Supplied data:
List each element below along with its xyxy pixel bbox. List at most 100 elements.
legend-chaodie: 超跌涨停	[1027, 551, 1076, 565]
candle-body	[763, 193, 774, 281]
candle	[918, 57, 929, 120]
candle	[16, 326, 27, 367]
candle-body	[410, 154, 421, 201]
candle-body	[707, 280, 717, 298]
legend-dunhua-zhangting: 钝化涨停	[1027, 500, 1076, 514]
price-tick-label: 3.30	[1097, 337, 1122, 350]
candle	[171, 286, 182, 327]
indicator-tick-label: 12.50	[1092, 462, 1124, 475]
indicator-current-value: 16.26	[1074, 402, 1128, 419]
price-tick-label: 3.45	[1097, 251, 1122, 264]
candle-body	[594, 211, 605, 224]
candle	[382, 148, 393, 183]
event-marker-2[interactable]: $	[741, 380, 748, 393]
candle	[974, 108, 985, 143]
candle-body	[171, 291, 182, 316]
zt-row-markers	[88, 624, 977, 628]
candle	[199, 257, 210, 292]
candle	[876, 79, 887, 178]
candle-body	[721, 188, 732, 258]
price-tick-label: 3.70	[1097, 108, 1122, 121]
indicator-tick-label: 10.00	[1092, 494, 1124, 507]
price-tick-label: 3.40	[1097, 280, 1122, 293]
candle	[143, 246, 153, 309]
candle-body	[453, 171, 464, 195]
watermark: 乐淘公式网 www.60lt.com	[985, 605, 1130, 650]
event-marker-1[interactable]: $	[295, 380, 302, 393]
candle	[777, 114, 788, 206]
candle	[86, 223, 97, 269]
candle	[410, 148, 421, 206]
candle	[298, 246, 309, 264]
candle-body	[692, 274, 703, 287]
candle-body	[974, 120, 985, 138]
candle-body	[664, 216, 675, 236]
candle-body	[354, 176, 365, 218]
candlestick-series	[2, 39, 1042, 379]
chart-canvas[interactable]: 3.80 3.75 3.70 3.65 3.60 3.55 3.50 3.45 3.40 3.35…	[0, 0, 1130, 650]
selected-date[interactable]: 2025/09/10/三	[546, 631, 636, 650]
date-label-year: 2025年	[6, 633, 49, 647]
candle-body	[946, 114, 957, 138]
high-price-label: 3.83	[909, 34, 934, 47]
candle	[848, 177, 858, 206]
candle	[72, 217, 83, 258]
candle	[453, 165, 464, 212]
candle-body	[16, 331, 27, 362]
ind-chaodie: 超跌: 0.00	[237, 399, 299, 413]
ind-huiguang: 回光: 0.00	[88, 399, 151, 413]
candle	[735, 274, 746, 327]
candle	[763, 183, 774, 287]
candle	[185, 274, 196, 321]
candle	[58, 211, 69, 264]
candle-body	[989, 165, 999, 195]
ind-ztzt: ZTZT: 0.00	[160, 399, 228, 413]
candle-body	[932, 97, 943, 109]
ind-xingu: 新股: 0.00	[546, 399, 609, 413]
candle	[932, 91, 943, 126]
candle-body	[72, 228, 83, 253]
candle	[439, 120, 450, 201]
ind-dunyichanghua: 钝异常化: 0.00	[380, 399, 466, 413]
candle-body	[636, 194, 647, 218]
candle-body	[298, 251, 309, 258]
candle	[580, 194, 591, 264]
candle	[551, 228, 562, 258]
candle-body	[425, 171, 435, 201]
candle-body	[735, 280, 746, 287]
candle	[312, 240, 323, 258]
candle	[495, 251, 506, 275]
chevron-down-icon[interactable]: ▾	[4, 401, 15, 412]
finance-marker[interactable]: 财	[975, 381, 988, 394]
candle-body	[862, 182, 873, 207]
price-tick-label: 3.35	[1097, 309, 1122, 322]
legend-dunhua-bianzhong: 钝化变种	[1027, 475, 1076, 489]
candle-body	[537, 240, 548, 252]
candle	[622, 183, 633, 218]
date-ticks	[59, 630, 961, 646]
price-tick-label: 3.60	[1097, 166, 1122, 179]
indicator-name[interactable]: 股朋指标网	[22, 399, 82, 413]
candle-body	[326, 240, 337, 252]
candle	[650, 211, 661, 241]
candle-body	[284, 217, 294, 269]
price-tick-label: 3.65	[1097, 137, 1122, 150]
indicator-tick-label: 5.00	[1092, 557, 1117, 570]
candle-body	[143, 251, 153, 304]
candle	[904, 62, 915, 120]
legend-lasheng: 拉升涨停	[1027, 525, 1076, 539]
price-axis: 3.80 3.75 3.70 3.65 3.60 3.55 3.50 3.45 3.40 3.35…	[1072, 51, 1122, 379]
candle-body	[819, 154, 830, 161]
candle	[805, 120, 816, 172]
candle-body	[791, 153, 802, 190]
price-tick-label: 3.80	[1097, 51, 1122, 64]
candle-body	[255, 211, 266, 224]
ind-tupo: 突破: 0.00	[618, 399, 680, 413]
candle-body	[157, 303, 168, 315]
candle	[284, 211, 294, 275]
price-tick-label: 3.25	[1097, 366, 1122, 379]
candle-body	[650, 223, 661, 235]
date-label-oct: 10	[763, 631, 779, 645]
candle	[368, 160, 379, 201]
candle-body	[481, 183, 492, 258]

==

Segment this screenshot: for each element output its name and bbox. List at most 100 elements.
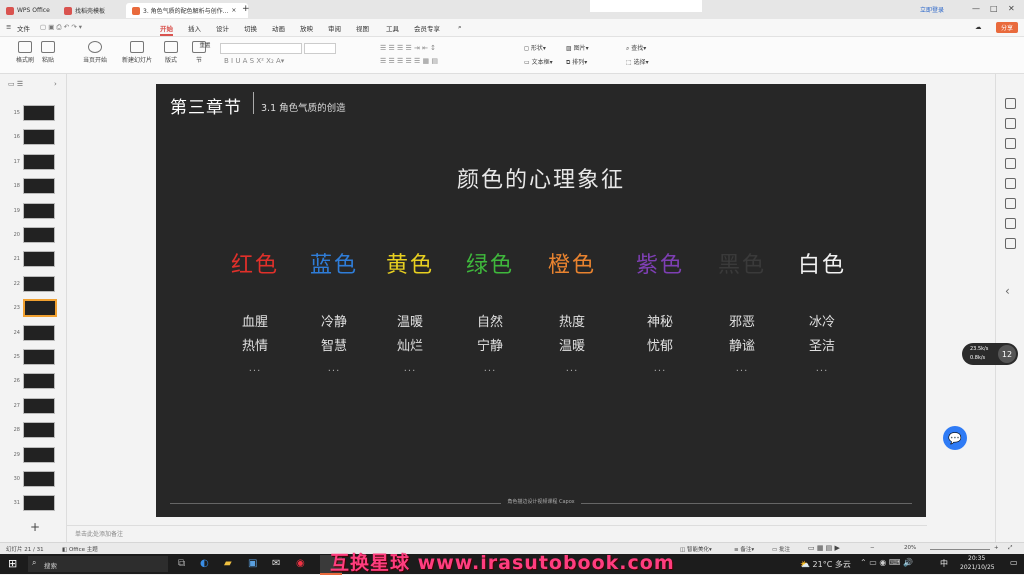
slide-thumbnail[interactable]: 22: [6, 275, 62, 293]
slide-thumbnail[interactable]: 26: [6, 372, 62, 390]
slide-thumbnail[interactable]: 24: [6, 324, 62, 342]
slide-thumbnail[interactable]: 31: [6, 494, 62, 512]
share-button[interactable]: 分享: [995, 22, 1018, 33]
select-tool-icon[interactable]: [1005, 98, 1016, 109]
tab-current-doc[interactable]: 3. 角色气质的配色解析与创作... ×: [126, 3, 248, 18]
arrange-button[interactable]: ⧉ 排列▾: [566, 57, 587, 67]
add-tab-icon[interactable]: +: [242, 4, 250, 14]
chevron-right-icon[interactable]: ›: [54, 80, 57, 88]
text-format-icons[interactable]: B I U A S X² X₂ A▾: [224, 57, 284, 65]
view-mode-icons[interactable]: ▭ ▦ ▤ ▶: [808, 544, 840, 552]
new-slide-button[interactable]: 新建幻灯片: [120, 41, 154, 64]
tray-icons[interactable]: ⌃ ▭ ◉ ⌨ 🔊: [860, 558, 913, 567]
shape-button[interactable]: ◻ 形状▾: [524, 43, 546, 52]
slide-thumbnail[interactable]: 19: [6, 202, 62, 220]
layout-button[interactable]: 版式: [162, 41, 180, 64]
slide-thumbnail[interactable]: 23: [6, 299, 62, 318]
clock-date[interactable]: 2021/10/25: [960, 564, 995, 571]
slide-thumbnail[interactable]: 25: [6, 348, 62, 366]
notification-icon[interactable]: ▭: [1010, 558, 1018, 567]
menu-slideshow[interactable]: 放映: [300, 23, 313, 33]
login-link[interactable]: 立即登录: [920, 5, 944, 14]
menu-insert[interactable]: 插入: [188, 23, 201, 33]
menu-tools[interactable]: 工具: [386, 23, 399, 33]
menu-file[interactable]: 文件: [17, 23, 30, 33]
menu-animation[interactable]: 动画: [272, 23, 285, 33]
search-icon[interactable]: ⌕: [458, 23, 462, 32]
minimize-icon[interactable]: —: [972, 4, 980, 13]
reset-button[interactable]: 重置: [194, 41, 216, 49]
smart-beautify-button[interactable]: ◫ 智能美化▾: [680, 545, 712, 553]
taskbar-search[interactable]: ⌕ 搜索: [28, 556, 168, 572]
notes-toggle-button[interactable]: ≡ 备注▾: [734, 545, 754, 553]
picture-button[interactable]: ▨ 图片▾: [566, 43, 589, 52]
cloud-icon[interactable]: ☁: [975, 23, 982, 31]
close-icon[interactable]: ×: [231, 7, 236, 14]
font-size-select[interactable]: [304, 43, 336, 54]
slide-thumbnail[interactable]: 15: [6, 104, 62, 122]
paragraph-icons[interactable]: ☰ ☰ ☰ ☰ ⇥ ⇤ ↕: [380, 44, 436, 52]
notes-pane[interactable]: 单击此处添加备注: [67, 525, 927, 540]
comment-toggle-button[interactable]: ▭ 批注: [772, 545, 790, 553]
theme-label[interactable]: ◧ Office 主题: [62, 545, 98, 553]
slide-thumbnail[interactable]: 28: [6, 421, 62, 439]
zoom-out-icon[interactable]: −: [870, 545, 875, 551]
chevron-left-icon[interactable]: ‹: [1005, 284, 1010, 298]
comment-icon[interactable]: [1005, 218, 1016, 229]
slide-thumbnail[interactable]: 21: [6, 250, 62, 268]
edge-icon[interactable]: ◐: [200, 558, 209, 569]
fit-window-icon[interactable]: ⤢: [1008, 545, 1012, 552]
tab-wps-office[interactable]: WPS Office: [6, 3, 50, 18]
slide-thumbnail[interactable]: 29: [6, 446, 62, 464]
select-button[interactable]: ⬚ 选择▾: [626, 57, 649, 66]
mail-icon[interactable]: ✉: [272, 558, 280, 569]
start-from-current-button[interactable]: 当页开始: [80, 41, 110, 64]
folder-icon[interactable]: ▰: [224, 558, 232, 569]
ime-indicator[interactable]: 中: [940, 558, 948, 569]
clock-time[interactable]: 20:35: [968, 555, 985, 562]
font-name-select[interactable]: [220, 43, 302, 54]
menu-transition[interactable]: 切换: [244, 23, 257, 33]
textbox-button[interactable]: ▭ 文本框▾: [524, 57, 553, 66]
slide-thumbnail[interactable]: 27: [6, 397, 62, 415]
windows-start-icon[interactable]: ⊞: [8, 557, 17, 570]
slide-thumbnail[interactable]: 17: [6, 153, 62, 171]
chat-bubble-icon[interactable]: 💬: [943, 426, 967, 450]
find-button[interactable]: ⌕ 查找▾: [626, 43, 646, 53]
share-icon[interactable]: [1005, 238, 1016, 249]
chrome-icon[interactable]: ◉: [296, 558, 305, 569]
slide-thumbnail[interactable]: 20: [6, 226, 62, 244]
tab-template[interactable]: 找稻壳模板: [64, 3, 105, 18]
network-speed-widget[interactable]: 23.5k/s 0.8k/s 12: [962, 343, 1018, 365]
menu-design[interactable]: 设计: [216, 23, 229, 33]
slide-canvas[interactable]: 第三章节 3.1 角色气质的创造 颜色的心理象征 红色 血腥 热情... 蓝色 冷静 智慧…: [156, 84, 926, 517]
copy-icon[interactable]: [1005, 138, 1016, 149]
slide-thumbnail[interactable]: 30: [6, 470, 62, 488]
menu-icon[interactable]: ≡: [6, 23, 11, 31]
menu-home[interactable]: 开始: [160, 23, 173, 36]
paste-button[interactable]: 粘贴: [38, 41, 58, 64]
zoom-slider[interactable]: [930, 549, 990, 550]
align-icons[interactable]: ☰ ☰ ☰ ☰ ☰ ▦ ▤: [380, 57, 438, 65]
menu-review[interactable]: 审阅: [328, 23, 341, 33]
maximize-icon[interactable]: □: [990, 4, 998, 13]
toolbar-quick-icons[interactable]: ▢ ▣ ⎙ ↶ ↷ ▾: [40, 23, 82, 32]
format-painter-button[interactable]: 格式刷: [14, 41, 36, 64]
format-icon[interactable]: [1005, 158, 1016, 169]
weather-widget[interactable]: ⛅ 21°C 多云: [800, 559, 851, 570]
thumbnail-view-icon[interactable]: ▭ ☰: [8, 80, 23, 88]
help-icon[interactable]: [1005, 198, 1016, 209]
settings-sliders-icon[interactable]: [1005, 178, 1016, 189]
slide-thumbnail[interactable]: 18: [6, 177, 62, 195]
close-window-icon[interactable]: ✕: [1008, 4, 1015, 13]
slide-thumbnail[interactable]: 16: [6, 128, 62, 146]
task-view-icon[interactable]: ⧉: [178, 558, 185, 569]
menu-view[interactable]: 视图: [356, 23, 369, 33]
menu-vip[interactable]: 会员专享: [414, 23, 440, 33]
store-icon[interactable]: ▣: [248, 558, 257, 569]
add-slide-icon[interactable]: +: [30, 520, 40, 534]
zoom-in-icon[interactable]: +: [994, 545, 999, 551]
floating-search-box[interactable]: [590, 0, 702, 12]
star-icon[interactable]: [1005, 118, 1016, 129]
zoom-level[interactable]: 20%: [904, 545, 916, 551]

Exercise description: Rewrite the lines above as a numbered list, from the line with "List each element" to the line with "171, 464, 195]", including both, and leave out any blank lines.

Written solution:
1. List each element below along with its xyxy pixel bbox. List at most 100 elements.
2. legend-chaodie: 超跌涨停	[1027, 551, 1076, 565]
3. candle-body	[763, 193, 774, 281]
4. candle	[918, 57, 929, 120]
5. candle	[16, 326, 27, 367]
6. candle-body	[410, 154, 421, 201]
7. candle-body	[707, 280, 717, 298]
8. legend-dunhua-zhangting: 钝化涨停	[1027, 500, 1076, 514]
9. price-tick-label: 3.30	[1097, 337, 1122, 350]
10. candle	[171, 286, 182, 327]
11. indicator-tick-label: 12.50	[1092, 462, 1124, 475]
12. indicator-current-value: 16.26	[1074, 402, 1128, 419]
13. price-tick-label: 3.45	[1097, 251, 1122, 264]
14. candle-body	[594, 211, 605, 224]
15. candle	[382, 148, 393, 183]
16. event-marker-2[interactable]: $	[741, 380, 748, 393]
17. candle	[974, 108, 985, 143]
18. candle-body	[171, 291, 182, 316]
19. zt-row-markers	[88, 624, 977, 628]
20. candle	[199, 257, 210, 292]
21. candle	[876, 79, 887, 178]
22. candle-body	[721, 188, 732, 258]
23. price-tick-label: 3.70	[1097, 108, 1122, 121]
24. indicator-tick-label: 10.00	[1092, 494, 1124, 507]
25. price-tick-label: 3.40	[1097, 280, 1122, 293]
26. candle	[143, 246, 153, 309]
27. candle-body	[453, 171, 464, 195]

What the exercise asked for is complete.